### MATERIAL FOR THIS TASK
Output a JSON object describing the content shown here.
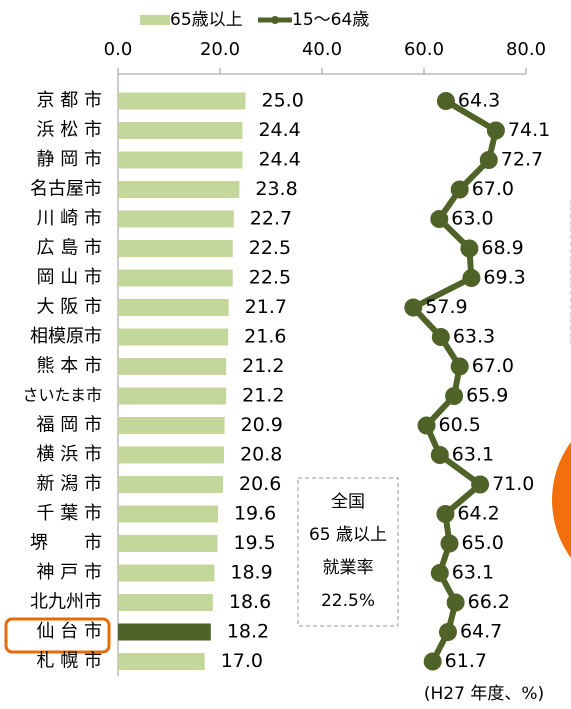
{
  "chart_data": {
    "type": "bar_line",
    "categories": [
      "京 都 市",
      "浜 松 市",
      "静 岡 市",
      "名古屋市",
      "川 崎 市",
      "広 島 市",
      "岡 山 市",
      "大 阪 市",
      "相模原市",
      "熊 本 市",
      "さいたま市",
      "福 岡 市",
      "横 浜 市",
      "新 潟 市",
      "千 葉 市",
      "堺　　市",
      "神 戸 市",
      "北九州市",
      "仙 台 市",
      "札 幌 市"
    ],
    "series": [
      {
        "name": "65歳以上",
        "color": "#c4d79b",
        "colors": [
          "#c4d79b",
          "#c4d79b",
          "#c4d79b",
          "#c4d79b",
          "#c4d79b",
          "#c4d79b",
          "#c4d79b",
          "#c4d79b",
          "#c4d79b",
          "#c4d79b",
          "#c4d79b",
          "#c4d79b",
          "#c4d79b",
          "#c4d79b",
          "#c4d79b",
          "#c4d79b",
          "#c4d79b",
          "#c4d79b",
          "#4f6228",
          "#c4d79b"
        ],
        "values": [
          25.0,
          24.4,
          24.4,
          23.8,
          22.7,
          22.5,
          22.5,
          21.7,
          21.6,
          21.2,
          21.2,
          20.9,
          20.8,
          20.6,
          19.6,
          19.5,
          18.9,
          18.6,
          18.2,
          17.0
        ],
        "value_labels": [
          "25.0",
          "24.4",
          "24.4",
          "23.8",
          "22.7",
          "22.5",
          "22.5",
          "21.7",
          "21.6",
          "21.2",
          "21.2",
          "20.9",
          "20.8",
          "20.6",
          "19.6",
          "19.5",
          "18.9",
          "18.6",
          "18.2",
          "17.0"
        ]
      },
      {
        "name": "15～64歳",
        "color": "#4f6228",
        "values": [
          64.3,
          74.1,
          72.7,
          67.0,
          63.0,
          68.9,
          69.3,
          57.9,
          63.3,
          67.0,
          65.9,
          60.5,
          63.1,
          71.0,
          64.2,
          65.0,
          63.1,
          66.2,
          64.7,
          61.7
        ],
        "value_labels": [
          "64.3",
          "74.1",
          "72.7",
          "67.0",
          "63.0",
          "68.9",
          "69.3",
          "57.9",
          "63.3",
          "67.0",
          "65.9",
          "60.5",
          "63.1",
          "71.0",
          "64.2",
          "65.0",
          "63.1",
          "66.2",
          "64.7",
          "61.7"
        ]
      }
    ],
    "xlim": [
      0,
      80
    ],
    "xticks": [
      {
        "value": 0,
        "label": "0.0"
      },
      {
        "value": 20,
        "label": "20.0"
      },
      {
        "value": 40,
        "label": "40.0"
      },
      {
        "value": 60,
        "label": "60.0"
      },
      {
        "value": 80,
        "label": "80.0"
      }
    ],
    "annotation": [
      "全国",
      "65 歳以上",
      "就業率",
      "22.5%"
    ],
    "note": "(H27 年度、%)"
  }
}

### TASK
Without the pictures, retype the whole of the material above exactly.

### EXPECTED ANSWER
Output a JSON object describing the content shown here.
{
  "chart_data": {
    "type": "bar_line",
    "categories": [
      "京 都 市",
      "浜 松 市",
      "静 岡 市",
      "名古屋市",
      "川 崎 市",
      "広 島 市",
      "岡 山 市",
      "大 阪 市",
      "相模原市",
      "熊 本 市",
      "さいたま市",
      "福 岡 市",
      "横 浜 市",
      "新 潟 市",
      "千 葉 市",
      "堺　　市",
      "神 戸 市",
      "北九州市",
      "仙 台 市",
      "札 幌 市"
    ],
    "series": [
      {
        "name": "65歳以上",
        "color": "#c4d79b",
        "colors": [
          "#c4d79b",
          "#c4d79b",
          "#c4d79b",
          "#c4d79b",
          "#c4d79b",
          "#c4d79b",
          "#c4d79b",
          "#c4d79b",
          "#c4d79b",
          "#c4d79b",
          "#c4d79b",
          "#c4d79b",
          "#c4d79b",
          "#c4d79b",
          "#c4d79b",
          "#c4d79b",
          "#c4d79b",
          "#c4d79b",
          "#4f6228",
          "#c4d79b"
        ],
        "values": [
          25.0,
          24.4,
          24.4,
          23.8,
          22.7,
          22.5,
          22.5,
          21.7,
          21.6,
          21.2,
          21.2,
          20.9,
          20.8,
          20.6,
          19.6,
          19.5,
          18.9,
          18.6,
          18.2,
          17.0
        ],
        "value_labels": [
          "25.0",
          "24.4",
          "24.4",
          "23.8",
          "22.7",
          "22.5",
          "22.5",
          "21.7",
          "21.6",
          "21.2",
          "21.2",
          "20.9",
          "20.8",
          "20.6",
          "19.6",
          "19.5",
          "18.9",
          "18.6",
          "18.2",
          "17.0"
        ]
      },
      {
        "name": "15～64歳",
        "color": "#4f6228",
        "values": [
          64.3,
          74.1,
          72.7,
          67.0,
          63.0,
          68.9,
          69.3,
          57.9,
          63.3,
          67.0,
          65.9,
          60.5,
          63.1,
          71.0,
          64.2,
          65.0,
          63.1,
          66.2,
          64.7,
          61.7
        ],
        "value_labels": [
          "64.3",
          "74.1",
          "72.7",
          "67.0",
          "63.0",
          "68.9",
          "69.3",
          "57.9",
          "63.3",
          "67.0",
          "65.9",
          "60.5",
          "63.1",
          "71.0",
          "64.2",
          "65.0",
          "63.1",
          "66.2",
          "64.7",
          "61.7"
        ]
      }
    ],
    "xlim": [
      0,
      80
    ],
    "xticks": [
      {
        "value": 0,
        "label": "0.0"
      },
      {
        "value": 20,
        "label": "20.0"
      },
      {
        "value": 40,
        "label": "40.0"
      },
      {
        "value": 60,
        "label": "60.0"
      },
      {
        "value": 80,
        "label": "80.0"
      }
    ],
    "annotation": [
      "全国",
      "65 歳以上",
      "就業率",
      "22.5%"
    ],
    "note": "(H27 年度、%)"
  }
}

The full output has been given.